_The task_
In the text on the Monkey Island music, which Norwegian folk song did McConnell use for the Brrr Muda town hall?

_Study text_
As much of a microcosm of the music as I can come up with is—fittingly—the last ten seconds of the theme.

It’s easy to suggest that it is a rework of The Secret of Monkey Island, but the build-up to the end crescendo is as unexpected as the coda at the end. (I have no idea if that’s actually called a coda.) And it comes down to the thread going through ReMI: The old mixed with the new. As I’ve gotten older, I have increasingly stopped trying to rank anything—as my mind changes too often to make any of it count—but I can, with some certainty, say that this is my favorite version of the theme. The coda-that-I-don’t-know-if-actually-is-a-coda might be short, but it’s as ballsy as it’s surprising.

I know, it's a broken record, talking about this old-meets-new, but it is so prevalent throughout the game that it is hard to ignore. And Land's ultra-ambitious Mêlée suite is a perfect example of it. There are echoes and callbacks to what we heard in the first Monkey Island but laid out in a lush new soundscape that carries through the island. All mixed in with new ideas. It's fitting when The SCUMM Bar's O Good Ale, Thou Art My Darling mixes into a shredding guitar track. (I have no idea if Bajakian is behind that, but I like to imagine so.) It's an extreme example, of course, but it illustrates the... Well, I'll stop repeating myself for a bit.

I didn't think McConnell’s Brrr Muda suite screamed Monkey Island at first, but after a couple of listens in, something occurred to me: The commonly warm cues from the previous games were deconstructed, and rebuilt into a frozen take on them. A yin to a yang, two sides of the same coin, or what have you. Had The Secret of Monkey Island been set in the Arctic, this is what the game would have sounded like.

And in true tradition, the composers pilfered found inspiration in the standards. Not unlike what was done for The SCUMM Bar, McConnell pulled out a Norwegian folk song, Per Spelmann, for the Brrr Muda town hall. A comparison with the vocalized original:

I'm here for it. As I am for LeShip. And Monkey Island. Big Whoop. The bass victory-ride through the Mêlée forest. It's as perfect of a soundtrack as I could have hoped for. In fact, download the fan mix if you haven't, courtesy of our friend BillyCheers.

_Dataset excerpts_
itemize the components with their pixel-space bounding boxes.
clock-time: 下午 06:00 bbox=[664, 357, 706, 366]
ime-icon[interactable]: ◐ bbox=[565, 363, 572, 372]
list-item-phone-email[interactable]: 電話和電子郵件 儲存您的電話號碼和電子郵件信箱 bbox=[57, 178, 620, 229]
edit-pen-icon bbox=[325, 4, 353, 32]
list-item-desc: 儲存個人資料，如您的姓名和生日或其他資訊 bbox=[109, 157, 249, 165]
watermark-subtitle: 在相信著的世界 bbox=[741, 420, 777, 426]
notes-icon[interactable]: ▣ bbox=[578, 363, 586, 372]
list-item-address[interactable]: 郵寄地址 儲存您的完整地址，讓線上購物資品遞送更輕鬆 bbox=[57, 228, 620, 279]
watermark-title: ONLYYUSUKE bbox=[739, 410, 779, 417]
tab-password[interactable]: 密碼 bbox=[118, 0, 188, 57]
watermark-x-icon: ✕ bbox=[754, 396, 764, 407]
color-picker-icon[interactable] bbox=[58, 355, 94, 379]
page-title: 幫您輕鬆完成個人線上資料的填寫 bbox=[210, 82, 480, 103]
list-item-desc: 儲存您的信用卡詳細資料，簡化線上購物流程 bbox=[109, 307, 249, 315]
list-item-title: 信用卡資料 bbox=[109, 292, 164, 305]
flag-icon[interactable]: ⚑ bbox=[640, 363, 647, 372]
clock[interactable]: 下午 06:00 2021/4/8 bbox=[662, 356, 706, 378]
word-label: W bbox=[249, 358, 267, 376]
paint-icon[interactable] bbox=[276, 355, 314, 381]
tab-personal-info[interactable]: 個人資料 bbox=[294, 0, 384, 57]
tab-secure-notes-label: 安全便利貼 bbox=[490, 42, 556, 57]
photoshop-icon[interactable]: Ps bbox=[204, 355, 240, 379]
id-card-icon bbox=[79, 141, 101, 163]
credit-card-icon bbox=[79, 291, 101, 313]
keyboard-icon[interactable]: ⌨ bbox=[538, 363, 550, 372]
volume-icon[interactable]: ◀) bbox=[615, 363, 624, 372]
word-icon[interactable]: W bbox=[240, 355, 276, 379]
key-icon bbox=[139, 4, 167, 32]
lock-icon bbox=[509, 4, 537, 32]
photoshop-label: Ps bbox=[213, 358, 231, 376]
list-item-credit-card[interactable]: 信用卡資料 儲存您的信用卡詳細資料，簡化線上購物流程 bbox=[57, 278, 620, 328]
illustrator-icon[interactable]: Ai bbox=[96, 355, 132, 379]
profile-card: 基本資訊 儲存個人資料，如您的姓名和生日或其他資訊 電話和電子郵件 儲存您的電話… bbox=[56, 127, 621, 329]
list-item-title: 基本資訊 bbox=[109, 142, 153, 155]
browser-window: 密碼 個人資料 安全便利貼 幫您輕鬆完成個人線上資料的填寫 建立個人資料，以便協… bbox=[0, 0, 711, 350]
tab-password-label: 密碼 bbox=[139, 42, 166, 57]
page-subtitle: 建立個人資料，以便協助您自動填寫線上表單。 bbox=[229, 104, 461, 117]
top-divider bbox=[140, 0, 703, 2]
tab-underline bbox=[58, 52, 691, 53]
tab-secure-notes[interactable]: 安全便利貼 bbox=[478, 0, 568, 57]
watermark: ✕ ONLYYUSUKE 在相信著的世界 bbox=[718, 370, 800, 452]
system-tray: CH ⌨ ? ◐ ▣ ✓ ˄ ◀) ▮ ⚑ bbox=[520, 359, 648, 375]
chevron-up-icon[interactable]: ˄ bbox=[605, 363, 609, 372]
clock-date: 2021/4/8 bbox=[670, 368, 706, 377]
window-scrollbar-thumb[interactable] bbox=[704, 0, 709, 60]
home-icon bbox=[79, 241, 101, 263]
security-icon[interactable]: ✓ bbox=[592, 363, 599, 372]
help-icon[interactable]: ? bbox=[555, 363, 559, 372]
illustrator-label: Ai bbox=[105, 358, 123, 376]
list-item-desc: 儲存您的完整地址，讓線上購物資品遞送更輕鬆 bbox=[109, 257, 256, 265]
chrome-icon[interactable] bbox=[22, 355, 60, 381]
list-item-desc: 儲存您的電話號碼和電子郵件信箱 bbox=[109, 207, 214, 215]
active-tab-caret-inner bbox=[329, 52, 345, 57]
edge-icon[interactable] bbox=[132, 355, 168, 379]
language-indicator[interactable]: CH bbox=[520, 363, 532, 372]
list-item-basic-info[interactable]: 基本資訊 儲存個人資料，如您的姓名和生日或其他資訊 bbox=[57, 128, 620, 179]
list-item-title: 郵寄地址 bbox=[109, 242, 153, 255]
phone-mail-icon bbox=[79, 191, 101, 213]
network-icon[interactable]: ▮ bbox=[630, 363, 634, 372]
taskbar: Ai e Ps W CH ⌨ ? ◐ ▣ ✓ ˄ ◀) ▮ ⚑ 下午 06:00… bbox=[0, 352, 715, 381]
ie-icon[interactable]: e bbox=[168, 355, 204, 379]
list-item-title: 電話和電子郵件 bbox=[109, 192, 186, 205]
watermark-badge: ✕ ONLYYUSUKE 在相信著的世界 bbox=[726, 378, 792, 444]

_Written answer_
Per Spelmann